What is expected
Check every line below for the word "processes" and show those that hold it.

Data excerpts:

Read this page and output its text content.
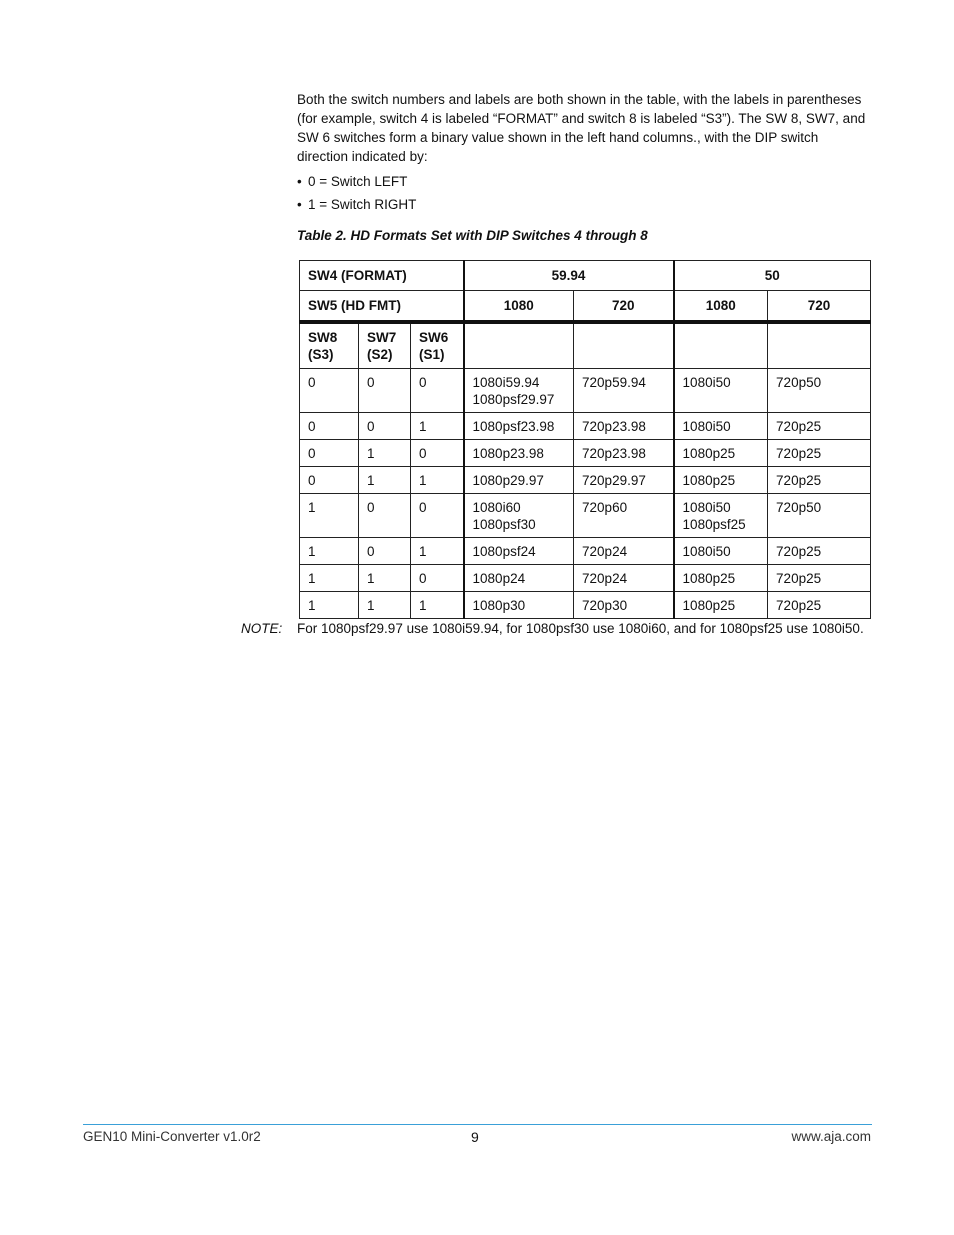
Both the switch numbers and labels are both shown in the table, with the labels in parentheses (for example, switch 4 is labeled “FORMAT” and switch 8 is labeled “S3”). The SW 8, SW7, and SW 6 switches form a binary value shown in the left hand columns., with the DIP switch direction indicated by:

• 0 = Switch LEFT
• 1 = Switch RIGHT

Table 2. HD Formats Set with DIP Switches 4 through 8

SW4 (FORMAT)			59.94		50	
SW5 (HD FMT)			1080	720	1080	720
SW8 (S3)	SW7 (S2)	SW6 (S1)				
0	0	0	1080i59.94 1080psf29.97	720p59.94	1080i50	720p50
0	0	1	1080psf23.98	720p23.98	1080i50	720p25
0	1	0	1080p23.98	720p23.98	1080p25	720p25
0	1	1	1080p29.97	720p29.97	1080p25	720p25
1	0	0	1080i60 1080psf30	720p60	1080i50 1080psf25	720p50
1	0	1	1080psf24	720p24	1080i50	720p25
1	1	0	1080p24	720p24	1080p25	720p25
1	1	1	1080p30	720p30	1080p25	720p25
NOTE: For 1080psf29.97 use 1080i59.94, for 1080psf30 use 1080i60, and for 1080psf25 use 1080i50.
GEN10 Mini-Converter v1.0r2	9	www.aja.com
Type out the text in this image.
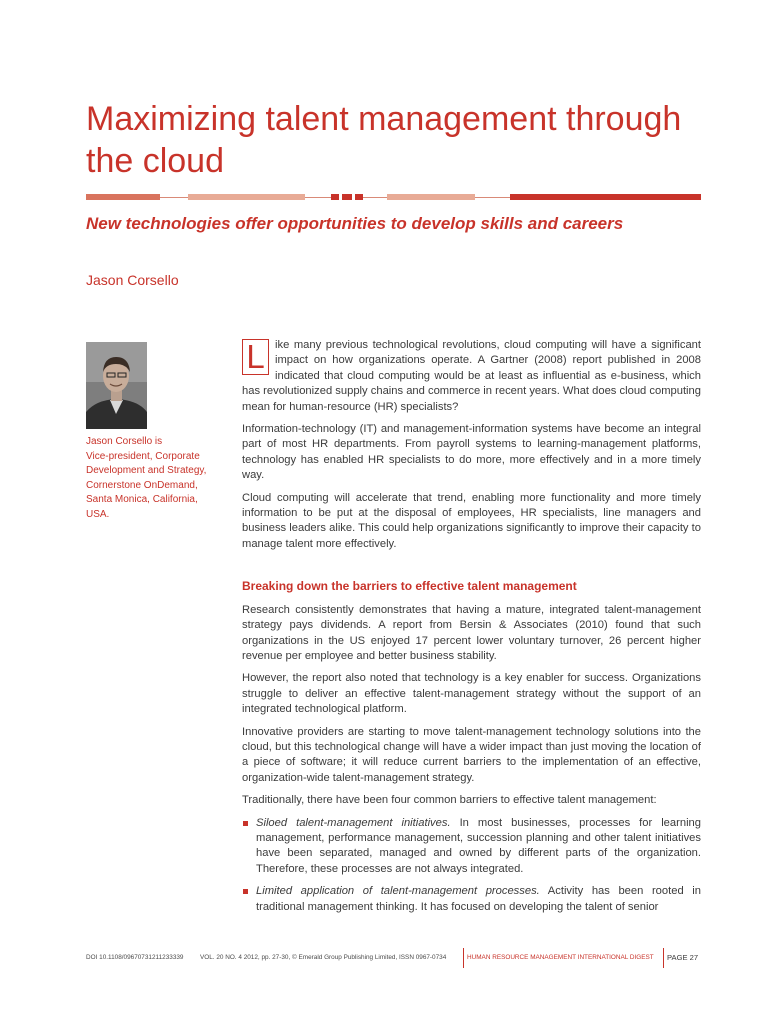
Maximizing talent management through the cloud
New technologies offer opportunities to develop skills and careers

Jason Corsello

Jason Corsello is
Vice-president, Corporate
Development and Strategy,
Cornerstone OnDemand,
Santa Monica, California,
USA.

L ike many previous technological revolutions, cloud computing will have a significant impact on how organizations operate. A Gartner (2008) report published in 2008 indicated that cloud computing would be at least as influential as e-business, which has revolutionized supply chains and commerce in recent years. What does cloud computing mean for human-resource (HR) specialists?

Information-technology (IT) and management-information systems have become an integral part of most HR departments. From payroll systems to learning-management platforms, technology has enabled HR specialists to do more, more effectively and in a more timely way.

Cloud computing will accelerate that trend, enabling more functionality and more timely information to be put at the disposal of employees, HR specialists, line managers and business leaders alike. This could help organizations significantly to improve their capacity to manage talent more effectively.

Breaking down the barriers to effective talent management

Research consistently demonstrates that having a mature, integrated talent-management strategy pays dividends. A report from Bersin & Associates (2010) found that such organizations in the US enjoyed 17 percent lower voluntary turnover, 26 percent higher revenue per employee and better business stability.

However, the report also noted that technology is a key enabler for success. Organizations struggle to deliver an effective talent-management strategy without the support of an integrated technological platform.

Innovative providers are starting to move talent-management technology solutions into the cloud, but this technological change will have a wider impact than just moving the location of a piece of software; it will reduce current barriers to the implementation of an effective, organization-wide talent-management strategy.

Traditionally, there have been four common barriers to effective talent management:

Siloed talent-management initiatives. In most businesses, processes for learning management, performance management, succession planning and other talent initiatives have been separated, managed and owned by different parts of the organization. Therefore, these processes are not always integrated.
Limited application of talent-management processes. Activity has been rooted in traditional management thinking. It has focused on developing the talent of senior
DOI 10.1108/09670731211233339	VOL. 20 NO. 4 2012, pp. 27-30, © Emerald Group Publishing Limited, ISSN 0967-0734	HUMAN RESOURCE MANAGEMENT INTERNATIONAL DIGEST PAGE 27
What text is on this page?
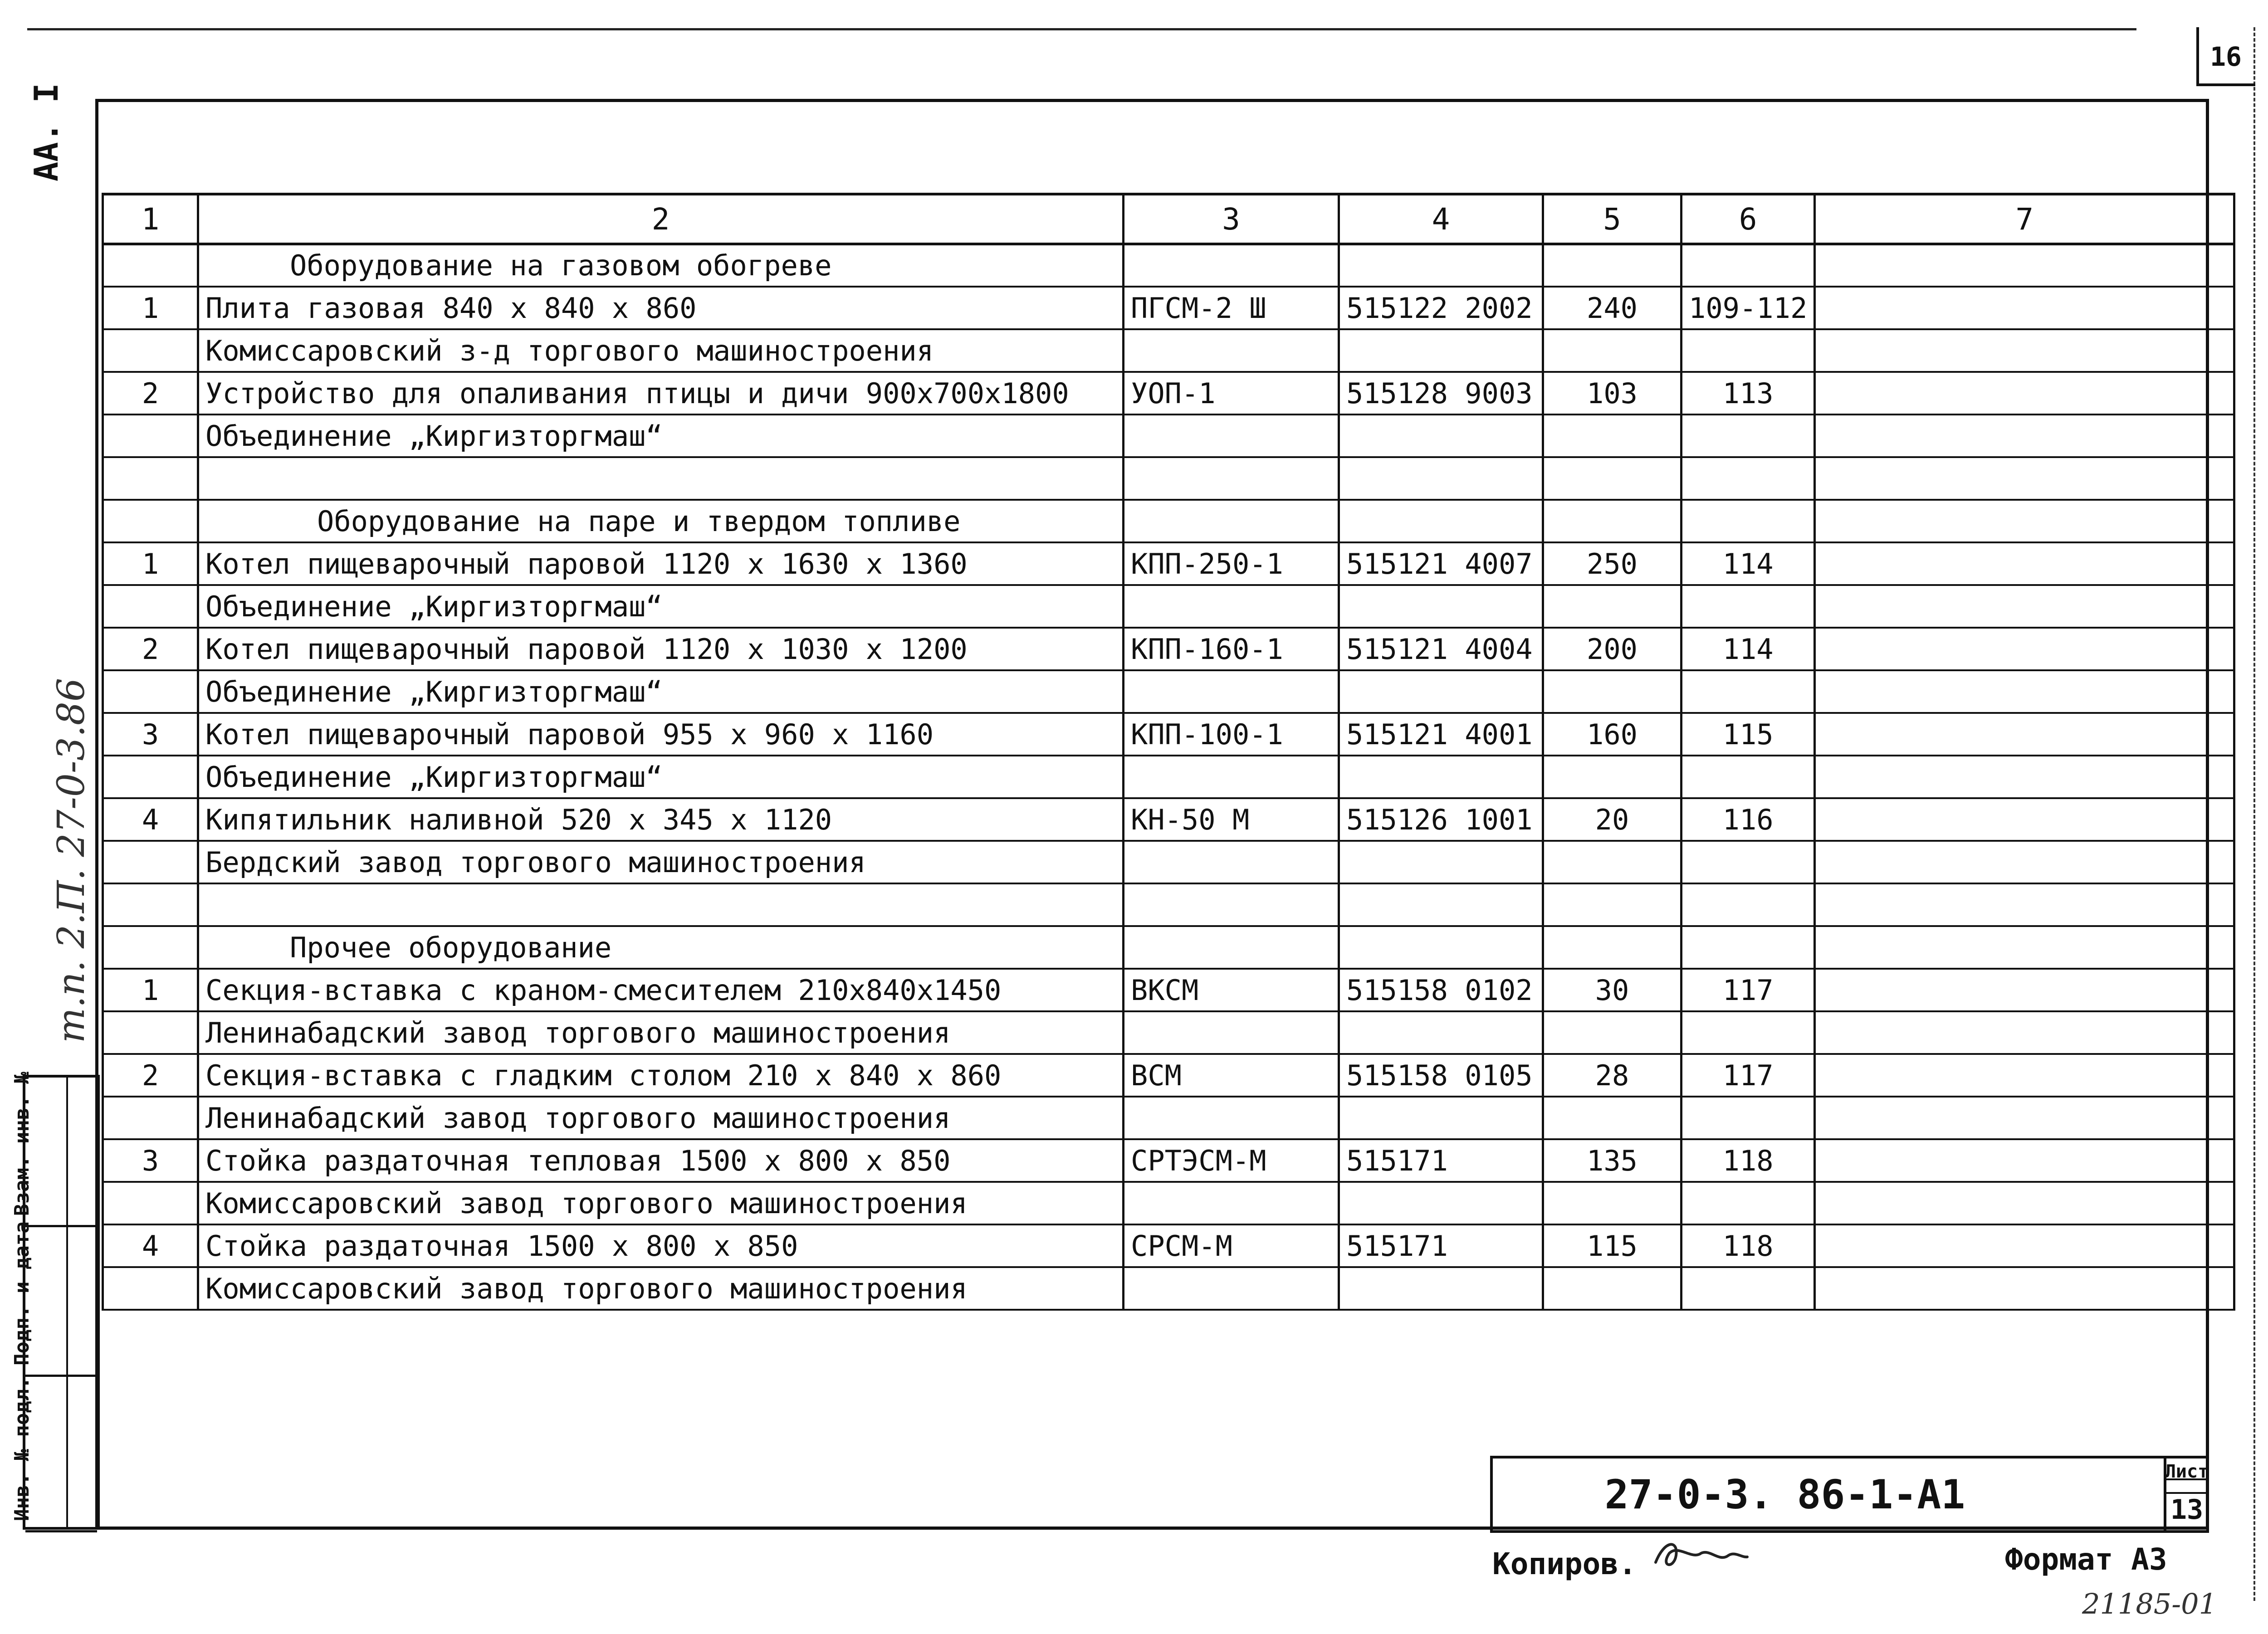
16
АА. I
т.п. 2.П. 27-0-3.86
Инв. № подл.
Подп. и дата
Взам. инв. №
1	2	3	4	5	6	7
	Оборудование на газовом обогреве					
1	Плита газовая 840 x 840 x 860	ПГСМ-2 Ш	515122 2002	240	109-112	
	Комиссаровский з-д торгового машиностроения					
2	Устройство для опаливания птицы и дичи 900x700x1800	УОП-1	515128 9003	103	113	
	Объединение „Киргизторгмаш“					

	Оборудование на паре и твердом топливе					
1	Котел пищеварочный паровой 1120 x 1630 x 1360	КПП-250-1	515121 4007	250	114	
	Объединение „Киргизторгмаш“					
2	Котел пищеварочный паровой 1120 x 1030 x 1200	КПП-160-1	515121 4004	200	114	
	Объединение „Киргизторгмаш“					
3	Котел пищеварочный паровой 955 x 960 x 1160	КПП-100-1	515121 4001	160	115	
	Объединение „Киргизторгмаш“					
4	Кипятильник наливной 520 x 345 x 1120	КН-50 М	515126 1001	20	116	
	Бердский завод торгового машиностроения					

	Прочее оборудование					
1	Секция-вставка с краном-смесителем 210x840x1450	ВКСМ	515158 0102	30	117	
	Ленинабадский завод торгового машиностроения					
2	Секция-вставка с гладким столом 210 x 840 x 860	ВСМ	515158 0105	28	117	
	Ленинабадский завод торгового машиностроения					
3	Стойка раздаточная тепловая 1500 x 800 x 850	СРТЭСМ-М	515171	135	118	
	Комиссаровский завод торгового машиностроения					
4	Стойка раздаточная 1500 x 800 x 850	СРСМ-М	515171	115	118	
	Комиссаровский завод торгового машиностроения					
27-0-3. 86-1-А1	Лист
13
Копиров.	Формат А3
21185-01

Correct answer
Siloed talent-management initiatives. In most businesses, processes for learning management, performance management, succession planning and other talent initiatives have been separated, managed and owned by different parts of the organization. Therefore, these processes are not always integrated.
Limited application of talent-management processes. Activity has been rooted in traditional management thinking. It has focused on developing the talent of senior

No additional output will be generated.